TASK OBJECTIVE: Render the data below as a Markdown table with the columns Row and Line, giving each line a row number and skipping blank lines. Leave the pictures out of the table.
====================
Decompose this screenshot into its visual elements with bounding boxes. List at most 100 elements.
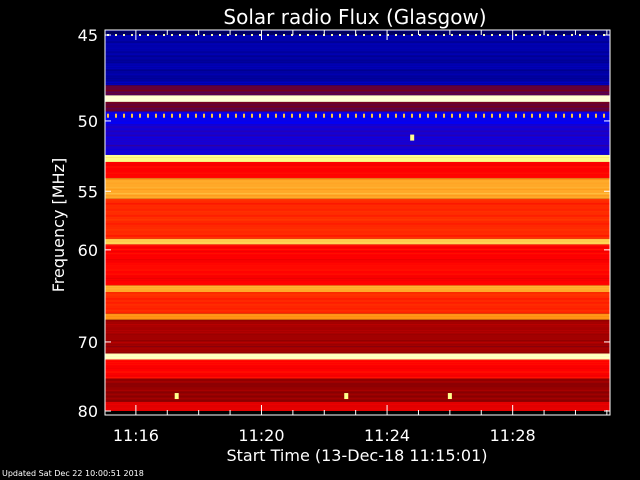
interference-dot	[267, 34, 269, 36]
band-texture	[105, 110, 610, 112]
interference-dot	[155, 113, 157, 118]
interference-dot	[507, 34, 509, 36]
interference-dot	[403, 113, 405, 118]
band-texture	[105, 225, 610, 227]
interference-dot	[451, 113, 453, 118]
band-texture	[105, 211, 610, 213]
interference-dot	[539, 34, 541, 36]
band-texture	[105, 354, 610, 356]
interference-dot	[203, 113, 205, 118]
band-texture	[105, 118, 610, 120]
band-texture	[105, 61, 610, 63]
band-texture	[105, 243, 610, 245]
interference-dot	[243, 113, 245, 118]
band-texture	[105, 193, 610, 195]
band-texture	[105, 55, 610, 57]
interference-dot	[411, 34, 413, 36]
interference-dot	[515, 113, 517, 118]
interference-dot	[195, 113, 197, 118]
y-tick-label: 60	[78, 241, 98, 260]
interference-dot	[443, 113, 445, 118]
band-texture	[105, 263, 610, 265]
band-texture	[105, 235, 610, 237]
band-texture	[105, 277, 610, 279]
band-8	[105, 161, 610, 179]
band-texture	[105, 187, 610, 189]
band-texture	[105, 57, 610, 59]
x-tick-label: 11:16	[113, 426, 159, 445]
band-texture	[105, 363, 610, 365]
band-texture	[105, 134, 610, 136]
band-texture	[105, 227, 610, 229]
interference-dot	[219, 34, 221, 36]
band-texture	[105, 285, 610, 287]
interference-dot	[571, 113, 573, 118]
interference-dot	[475, 113, 477, 118]
interference-dot	[227, 113, 229, 118]
band-texture	[105, 253, 610, 255]
band-texture	[105, 112, 610, 114]
interference-dot	[579, 34, 581, 36]
band-texture	[105, 330, 610, 332]
band-texture	[105, 81, 610, 83]
interference-dot	[315, 34, 317, 36]
band-texture	[105, 288, 610, 290]
band-5	[105, 111, 610, 125]
band-texture	[105, 402, 610, 404]
interference-dot	[259, 113, 261, 118]
band-texture	[105, 348, 610, 350]
band-texture	[105, 356, 610, 358]
interference-dot	[179, 113, 181, 118]
y-tick-label: 80	[78, 402, 98, 421]
band-texture	[105, 409, 610, 411]
interference-dot	[443, 34, 445, 36]
interference-dot	[339, 34, 341, 36]
band-texture	[105, 352, 610, 354]
band-texture	[105, 213, 610, 215]
band-texture	[105, 182, 610, 184]
band-texture	[105, 281, 610, 283]
band-texture	[105, 184, 610, 186]
band-texture	[105, 136, 610, 138]
plot-area	[104, 29, 611, 416]
band-texture	[105, 338, 610, 340]
band-texture	[105, 122, 610, 124]
interference-dot	[419, 113, 421, 118]
band-texture	[105, 221, 610, 223]
burst-spikes	[174, 134, 452, 400]
band-texture	[105, 320, 610, 322]
band-texture	[105, 367, 610, 369]
band-texture	[105, 33, 610, 35]
band-texture	[105, 259, 610, 261]
band-texture	[105, 132, 610, 134]
band-texture	[105, 346, 610, 348]
band-texture	[105, 87, 610, 89]
interference-dot	[283, 113, 285, 118]
band-texture	[105, 342, 610, 344]
band-texture	[105, 176, 610, 178]
band-texture	[105, 69, 610, 71]
interference-dot	[155, 34, 157, 36]
band-texture	[105, 195, 610, 197]
band-texture	[105, 404, 610, 406]
interference-dot	[587, 113, 589, 118]
interference-dot	[163, 34, 165, 36]
interference-dot	[243, 34, 245, 36]
y-axis: 45 50 55 60 70 80	[78, 26, 610, 421]
interference-dot	[291, 113, 293, 118]
band-texture	[105, 324, 610, 326]
interference-dot	[387, 113, 389, 118]
band-texture	[105, 39, 610, 41]
band-texture	[105, 201, 610, 203]
interference-dot	[339, 113, 341, 118]
chart-title: Solar radio Flux (Glasgow)	[223, 5, 486, 29]
interference-dot	[491, 113, 493, 118]
band-texture	[105, 267, 610, 269]
interference-dot	[459, 34, 461, 36]
interference-dot	[115, 113, 117, 118]
interference-dot	[363, 113, 365, 118]
interference-dot	[267, 113, 269, 118]
interference-dot	[379, 34, 381, 36]
interference-dot	[387, 34, 389, 36]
====================
OUTPUT OF THE TASK:
| Row | Line |
|---|---|
| 1 | Decompose this screenshot into its visual elements with bounding boxes. List at most 100 elements. |
| 2 | interference-dot	[267, 34, 269, 36] |
| 3 | band-texture	[105, 110, 610, 112] |
| 4 | interference-dot	[155, 113, 157, 118] |
| 5 | interference-dot	[507, 34, 509, 36] |
| 6 | interference-dot	[403, 113, 405, 118] |
| 7 | band-texture	[105, 225, 610, 227] |
| 8 | interference-dot	[451, 113, 453, 118] |
| 9 | band-texture	[105, 211, 610, 213] |
| 10 | interference-dot	[539, 34, 541, 36] |
| 11 | band-texture	[105, 354, 610, 356] |
| 12 | interference-dot	[203, 113, 205, 118] |
| 13 | band-texture	[105, 118, 610, 120] |
| 14 | band-texture	[105, 61, 610, 63] |
| 15 | band-texture	[105, 243, 610, 245] |
| 16 | interference-dot	[243, 113, 245, 118] |
| 17 | band-texture	[105, 193, 610, 195] |
| 18 | band-texture	[105, 55, 610, 57] |
| 19 | interference-dot	[411, 34, 413, 36] |
| 20 | interference-dot	[515, 113, 517, 118] |
| 21 | interference-dot	[195, 113, 197, 118] |
| 22 | y-tick-label: 60	[78, 241, 98, 260] |
| 23 | interference-dot	[443, 113, 445, 118] |
| 24 | band-texture	[105, 263, 610, 265] |
| 25 | band-texture	[105, 235, 610, 237] |
| 26 | band-texture	[105, 277, 610, 279] |
| 27 | band-8	[105, 161, 610, 179] |
| 28 | band-texture	[105, 187, 610, 189] |
| 29 | band-texture	[105, 57, 610, 59] |
| 30 | x-tick-label: 11:16	[113, 426, 159, 445] |
| 31 | band-texture	[105, 363, 610, 365] |
| 32 | band-texture	[105, 134, 610, 136] |
| 33 | band-texture	[105, 227, 610, 229] |
| 34 | interference-dot	[219, 34, 221, 36] |
| 35 | band-texture	[105, 285, 610, 287] |
| 36 | interference-dot	[571, 113, 573, 118] |
| 37 | interference-dot	[475, 113, 477, 118] |
| 38 | interference-dot	[227, 113, 229, 118] |
| 39 | band-texture	[105, 253, 610, 255] |
| 40 | band-texture	[105, 112, 610, 114] |
| 41 | interference-dot	[579, 34, 581, 36] |
| 42 | band-texture	[105, 330, 610, 332] |
| 43 | band-texture	[105, 81, 610, 83] |
| 44 | interference-dot	[315, 34, 317, 36] |
| 45 | band-texture	[105, 288, 610, 290] |
| 46 | band-5	[105, 111, 610, 125] |
| 47 | band-texture	[105, 402, 610, 404] |
| 48 | interference-dot	[259, 113, 261, 118] |
| 49 | band-texture	[105, 348, 610, 350] |
| 50 | band-texture	[105, 356, 610, 358] |
| 51 | interference-dot	[179, 113, 181, 118] |
| 52 | y-tick-label: 80	[78, 402, 98, 421] |
| 53 | band-texture	[105, 409, 610, 411] |
| 54 | interference-dot	[443, 34, 445, 36] |
| 55 | interference-dot	[339, 34, 341, 36] |
| 56 | band-texture	[105, 352, 610, 354] |
| 57 | band-texture	[105, 213, 610, 215] |
| 58 | band-texture	[105, 182, 610, 184] |
| 59 | band-texture	[105, 281, 610, 283] |
| 60 | band-texture	[105, 184, 610, 186] |
| 61 | band-texture	[105, 136, 610, 138] |
| 62 | plot-area	[104, 29, 611, 416] |
| 63 | band-texture	[105, 338, 610, 340] |
| 64 | band-texture	[105, 122, 610, 124] |
| 65 | interference-dot	[419, 113, 421, 118] |
| 66 | band-texture	[105, 221, 610, 223] |
| 67 | burst-spikes	[174, 134, 452, 400] |
| 68 | band-texture	[105, 320, 610, 322] |
| 69 | band-texture	[105, 367, 610, 369] |
| 70 | band-texture	[105, 33, 610, 35] |
| 71 | band-texture	[105, 259, 610, 261] |
| 72 | band-texture	[105, 132, 610, 134] |
| 73 | band-texture	[105, 346, 610, 348] |
| 74 | band-texture	[105, 87, 610, 89] |
| 75 | interference-dot	[283, 113, 285, 118] |
| 76 | band-texture	[105, 342, 610, 344] |
| 77 | band-texture	[105, 176, 610, 178] |
| 78 | band-texture	[105, 69, 610, 71] |
| 79 | interference-dot	[155, 34, 157, 36] |
| 80 | band-texture	[105, 195, 610, 197] |
| 81 | band-texture	[105, 404, 610, 406] |
| 82 | interference-dot	[587, 113, 589, 118] |
| 83 | interference-dot	[163, 34, 165, 36] |
| 84 | interference-dot	[243, 34, 245, 36] |
| 85 | y-axis: 45 50 55 60 70 80	[78, 26, 610, 421] |
| 86 | interference-dot	[291, 113, 293, 118] |
| 87 | band-texture	[105, 324, 610, 326] |
| 88 | interference-dot	[387, 113, 389, 118] |
| 89 | band-texture	[105, 39, 610, 41] |
| 90 | band-texture	[105, 201, 610, 203] |
| 91 | interference-dot	[339, 113, 341, 118] |
| 92 | chart-title: Solar radio Flux (Glasgow)	[223, 5, 486, 29] |
| 93 | interference-dot	[491, 113, 493, 118] |
| 94 | band-texture	[105, 267, 610, 269] |
| 95 | interference-dot	[459, 34, 461, 36] |
| 96 | interference-dot	[115, 113, 117, 118] |
| 97 | interference-dot	[363, 113, 365, 118] |
| 98 | interference-dot	[267, 113, 269, 118] |
| 99 | interference-dot	[379, 34, 381, 36] |
| 100 | interference-dot	[387, 34, 389, 36] |